• [PROBLEM TO WORK ON] Any picture among the records should be left out, please; retype the rest exactly.

================

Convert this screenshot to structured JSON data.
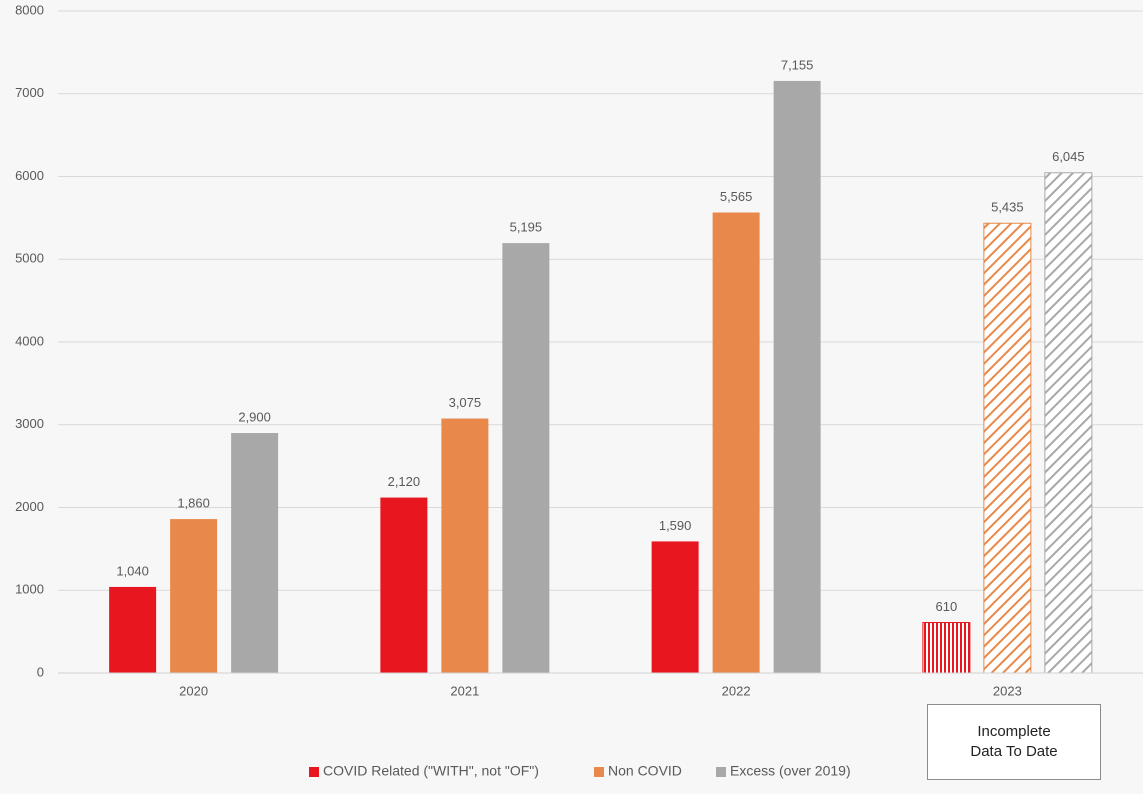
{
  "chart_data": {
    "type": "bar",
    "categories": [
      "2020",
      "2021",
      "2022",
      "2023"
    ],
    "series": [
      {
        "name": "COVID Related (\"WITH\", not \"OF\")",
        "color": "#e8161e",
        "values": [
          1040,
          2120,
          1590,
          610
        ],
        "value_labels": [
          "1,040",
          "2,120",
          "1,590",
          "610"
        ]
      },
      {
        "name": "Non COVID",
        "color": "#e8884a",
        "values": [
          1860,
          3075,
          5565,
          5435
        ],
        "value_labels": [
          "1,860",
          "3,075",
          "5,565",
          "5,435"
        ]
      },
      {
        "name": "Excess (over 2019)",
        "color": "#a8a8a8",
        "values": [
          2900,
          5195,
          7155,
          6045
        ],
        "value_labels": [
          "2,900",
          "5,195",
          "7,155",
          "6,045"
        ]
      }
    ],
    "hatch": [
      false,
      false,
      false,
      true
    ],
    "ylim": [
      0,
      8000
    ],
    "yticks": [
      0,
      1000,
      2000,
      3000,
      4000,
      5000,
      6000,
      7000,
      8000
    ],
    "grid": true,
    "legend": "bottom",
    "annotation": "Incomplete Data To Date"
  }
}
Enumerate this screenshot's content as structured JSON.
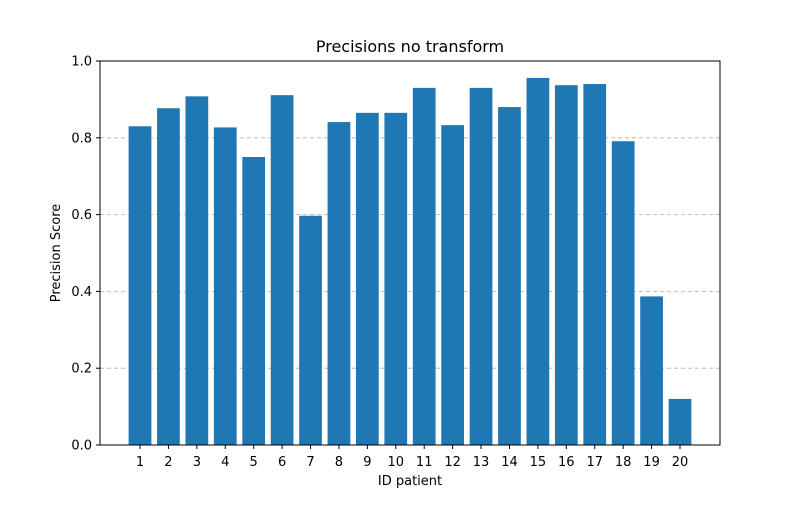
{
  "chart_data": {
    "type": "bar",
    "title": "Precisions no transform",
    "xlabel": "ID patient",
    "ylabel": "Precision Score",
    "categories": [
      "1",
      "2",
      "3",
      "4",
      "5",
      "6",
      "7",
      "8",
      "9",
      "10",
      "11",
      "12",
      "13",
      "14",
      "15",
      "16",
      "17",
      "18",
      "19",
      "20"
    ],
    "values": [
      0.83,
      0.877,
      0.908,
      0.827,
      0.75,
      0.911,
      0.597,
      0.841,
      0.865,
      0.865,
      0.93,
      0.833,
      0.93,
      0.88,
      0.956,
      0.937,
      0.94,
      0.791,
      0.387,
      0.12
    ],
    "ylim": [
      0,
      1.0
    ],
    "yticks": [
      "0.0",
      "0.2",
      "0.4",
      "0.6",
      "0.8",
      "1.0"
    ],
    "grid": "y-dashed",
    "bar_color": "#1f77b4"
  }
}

================

• [WRITTEN ANSWER]
Convert this screenshot to structured JSON data.
{
  "chart_data": {
    "type": "bar",
    "categories": [
      "2020",
      "2021",
      "2022",
      "2023"
    ],
    "series": [
      {
        "name": "COVID Related (\"WITH\", not \"OF\")",
        "color": "#e8161e",
        "values": [
          1040,
          2120,
          1590,
          610
        ],
        "value_labels": [
          "1,040",
          "2,120",
          "1,590",
          "610"
        ]
      },
      {
        "name": "Non COVID",
        "color": "#e8884a",
        "values": [
          1860,
          3075,
          5565,
          5435
        ],
        "value_labels": [
          "1,860",
          "3,075",
          "5,565",
          "5,435"
        ]
      },
      {
        "name": "Excess (over 2019)",
        "color": "#a8a8a8",
        "values": [
          2900,
          5195,
          7155,
          6045
        ],
        "value_labels": [
          "2,900",
          "5,195",
          "7,155",
          "6,045"
        ]
      }
    ],
    "hatch": [
      false,
      false,
      false,
      true
    ],
    "ylim": [
      0,
      8000
    ],
    "yticks": [
      0,
      1000,
      2000,
      3000,
      4000,
      5000,
      6000,
      7000,
      8000
    ],
    "grid": true,
    "legend": "bottom",
    "annotation": "Incomplete Data To Date"
  }
}
Enumerate this screenshot's content as structured JSON.
{
  "chart_data": {
    "type": "bar",
    "title": "Precisions no transform",
    "xlabel": "ID patient",
    "ylabel": "Precision Score",
    "categories": [
      "1",
      "2",
      "3",
      "4",
      "5",
      "6",
      "7",
      "8",
      "9",
      "10",
      "11",
      "12",
      "13",
      "14",
      "15",
      "16",
      "17",
      "18",
      "19",
      "20"
    ],
    "values": [
      0.83,
      0.877,
      0.908,
      0.827,
      0.75,
      0.911,
      0.597,
      0.841,
      0.865,
      0.865,
      0.93,
      0.833,
      0.93,
      0.88,
      0.956,
      0.937,
      0.94,
      0.791,
      0.387,
      0.12
    ],
    "ylim": [
      0,
      1.0
    ],
    "yticks": [
      "0.0",
      "0.2",
      "0.4",
      "0.6",
      "0.8",
      "1.0"
    ],
    "grid": "y-dashed",
    "bar_color": "#1f77b4"
  }
}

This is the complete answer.